Make an exact copy of all the data.

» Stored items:
********
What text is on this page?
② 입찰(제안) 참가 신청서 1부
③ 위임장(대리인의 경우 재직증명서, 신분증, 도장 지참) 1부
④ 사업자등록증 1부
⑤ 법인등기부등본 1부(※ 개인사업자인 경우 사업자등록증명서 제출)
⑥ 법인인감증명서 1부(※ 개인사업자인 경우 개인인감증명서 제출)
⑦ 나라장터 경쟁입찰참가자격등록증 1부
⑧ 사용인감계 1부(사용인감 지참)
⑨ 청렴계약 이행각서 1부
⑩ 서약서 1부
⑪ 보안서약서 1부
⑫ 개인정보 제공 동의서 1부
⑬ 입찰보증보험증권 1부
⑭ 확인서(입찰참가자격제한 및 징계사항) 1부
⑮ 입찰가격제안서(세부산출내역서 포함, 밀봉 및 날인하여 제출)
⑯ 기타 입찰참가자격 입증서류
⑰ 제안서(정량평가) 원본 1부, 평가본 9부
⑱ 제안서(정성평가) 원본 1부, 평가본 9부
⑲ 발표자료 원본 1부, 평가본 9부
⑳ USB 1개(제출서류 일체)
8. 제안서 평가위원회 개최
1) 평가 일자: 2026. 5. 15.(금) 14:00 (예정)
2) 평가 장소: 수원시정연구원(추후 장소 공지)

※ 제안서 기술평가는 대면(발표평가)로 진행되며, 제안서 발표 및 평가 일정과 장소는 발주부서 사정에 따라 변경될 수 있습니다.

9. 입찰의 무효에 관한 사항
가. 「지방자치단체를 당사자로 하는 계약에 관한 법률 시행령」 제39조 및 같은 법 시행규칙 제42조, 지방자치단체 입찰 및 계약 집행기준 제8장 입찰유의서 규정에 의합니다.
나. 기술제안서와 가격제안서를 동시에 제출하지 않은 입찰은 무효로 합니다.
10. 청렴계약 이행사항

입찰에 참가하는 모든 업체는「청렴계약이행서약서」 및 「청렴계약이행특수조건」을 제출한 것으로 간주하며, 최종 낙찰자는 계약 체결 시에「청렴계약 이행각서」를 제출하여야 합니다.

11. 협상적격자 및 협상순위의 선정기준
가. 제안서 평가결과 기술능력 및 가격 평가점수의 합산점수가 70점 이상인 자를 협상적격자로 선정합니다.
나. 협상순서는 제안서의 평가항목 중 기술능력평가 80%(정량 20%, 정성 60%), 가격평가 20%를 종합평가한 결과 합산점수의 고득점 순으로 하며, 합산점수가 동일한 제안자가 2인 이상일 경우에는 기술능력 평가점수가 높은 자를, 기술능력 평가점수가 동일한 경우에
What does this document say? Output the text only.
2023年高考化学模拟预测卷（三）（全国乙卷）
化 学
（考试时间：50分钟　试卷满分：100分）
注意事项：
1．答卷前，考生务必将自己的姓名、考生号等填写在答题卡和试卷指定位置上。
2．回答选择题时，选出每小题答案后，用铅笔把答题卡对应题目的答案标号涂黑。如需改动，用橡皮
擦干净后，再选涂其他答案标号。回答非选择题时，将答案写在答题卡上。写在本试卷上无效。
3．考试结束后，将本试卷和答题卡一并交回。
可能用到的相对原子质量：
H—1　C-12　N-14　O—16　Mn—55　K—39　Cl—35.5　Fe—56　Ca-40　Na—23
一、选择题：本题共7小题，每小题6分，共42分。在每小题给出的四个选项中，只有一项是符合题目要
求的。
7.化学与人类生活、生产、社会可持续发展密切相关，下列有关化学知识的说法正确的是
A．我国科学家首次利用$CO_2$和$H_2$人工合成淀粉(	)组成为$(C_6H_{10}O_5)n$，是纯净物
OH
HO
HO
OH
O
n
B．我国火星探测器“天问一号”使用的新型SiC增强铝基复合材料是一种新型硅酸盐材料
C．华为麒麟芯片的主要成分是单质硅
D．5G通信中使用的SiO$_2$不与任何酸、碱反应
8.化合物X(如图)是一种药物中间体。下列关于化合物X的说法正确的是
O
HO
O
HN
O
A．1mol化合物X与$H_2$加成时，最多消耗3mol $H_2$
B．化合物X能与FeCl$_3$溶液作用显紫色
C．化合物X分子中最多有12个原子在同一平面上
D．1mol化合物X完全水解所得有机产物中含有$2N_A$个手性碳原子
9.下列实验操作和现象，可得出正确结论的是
********
» COMPLETE RESPONSE:
What text is on this page?
② 입찰(제안) 참가 신청서 1부
③ 위임장(대리인의 경우 재직증명서, 신분증, 도장 지참) 1부
④ 사업자등록증 1부
⑤ 법인등기부등본 1부(※ 개인사업자인 경우 사업자등록증명서 제출)
⑥ 법인인감증명서 1부(※ 개인사업자인 경우 개인인감증명서 제출)
⑦ 나라장터 경쟁입찰참가자격등록증 1부
⑧ 사용인감계 1부(사용인감 지참)
⑨ 청렴계약 이행각서 1부
⑩ 서약서 1부
⑪ 보안서약서 1부
⑫ 개인정보 제공 동의서 1부
⑬ 입찰보증보험증권 1부
⑭ 확인서(입찰참가자격제한 및 징계사항) 1부
⑮ 입찰가격제안서(세부산출내역서 포함, 밀봉 및 날인하여 제출)
⑯ 기타 입찰참가자격 입증서류
⑰ 제안서(정량평가) 원본 1부, 평가본 9부
⑱ 제안서(정성평가) 원본 1부, 평가본 9부
⑲ 발표자료 원본 1부, 평가본 9부
⑳ USB 1개(제출서류 일체)
8. 제안서 평가위원회 개최
1) 평가 일자: 2026. 5. 15.(금) 14:00 (예정)
2) 평가 장소: 수원시정연구원(추후 장소 공지)

※ 제안서 기술평가는 대면(발표평가)로 진행되며, 제안서 발표 및 평가 일정과 장소는 발주부서 사정에 따라 변경될 수 있습니다.

9. 입찰의 무효에 관한 사항
가. 「지방자치단체를 당사자로 하는 계약에 관한 법률 시행령」 제39조 및 같은 법 시행규칙 제42조, 지방자치단체 입찰 및 계약 집행기준 제8장 입찰유의서 규정에 의합니다.
나. 기술제안서와 가격제안서를 동시에 제출하지 않은 입찰은 무효로 합니다.
10. 청렴계약 이행사항

입찰에 참가하는 모든 업체는「청렴계약이행서약서」 및 「청렴계약이행특수조건」을 제출한 것으로 간주하며, 최종 낙찰자는 계약 체결 시에「청렴계약 이행각서」를 제출하여야 합니다.

11. 협상적격자 및 협상순위의 선정기준
가. 제안서 평가결과 기술능력 및 가격 평가점수의 합산점수가 70점 이상인 자를 협상적격자로 선정합니다.
나. 협상순서는 제안서의 평가항목 중 기술능력평가 80%(정량 20%, 정성 60%), 가격평가 20%를 종합평가한 결과 합산점수의 고득점 순으로 하며, 합산점수가 동일한 제안자가 2인 이상일 경우에는 기술능력 평가점수가 높은 자를, 기술능력 평가점수가 동일한 경우에
What does this document say? Output the text only.
2023年高考化学模拟预测卷（三）（全国乙卷）
化 学
（考试时间：50分钟　试卷满分：100分）
注意事项：
1．答卷前，考生务必将自己的姓名、考生号等填写在答题卡和试卷指定位置上。
2．回答选择题时，选出每小题答案后，用铅笔把答题卡对应题目的答案标号涂黑。如需改动，用橡皮
擦干净后，再选涂其他答案标号。回答非选择题时，将答案写在答题卡上。写在本试卷上无效。
3．考试结束后，将本试卷和答题卡一并交回。
可能用到的相对原子质量：
H—1　C-12　N-14　O—16　Mn—55　K—39　Cl—35.5　Fe—56　Ca-40　Na—23
一、选择题：本题共7小题，每小题6分，共42分。在每小题给出的四个选项中，只有一项是符合题目要
求的。
7.化学与人类生活、生产、社会可持续发展密切相关，下列有关化学知识的说法正确的是
A．我国科学家首次利用$CO_2$和$H_2$人工合成淀粉(	)组成为$(C_6H_{10}O_5)n$，是纯净物
OH
HO
HO
OH
O
n
B．我国火星探测器“天问一号”使用的新型SiC增强铝基复合材料是一种新型硅酸盐材料
C．华为麒麟芯片的主要成分是单质硅
D．5G通信中使用的SiO$_2$不与任何酸、碱反应
8.化合物X(如图)是一种药物中间体。下列关于化合物X的说法正确的是
O
HO
O
HN
O
A．1mol化合物X与$H_2$加成时，最多消耗3mol $H_2$
B．化合物X能与FeCl$_3$溶液作用显紫色
C．化合物X分子中最多有12个原子在同一平面上
D．1mol化合物X完全水解所得有机产物中含有$2N_A$个手性碳原子
9.下列实验操作和现象，可得出正确结论的是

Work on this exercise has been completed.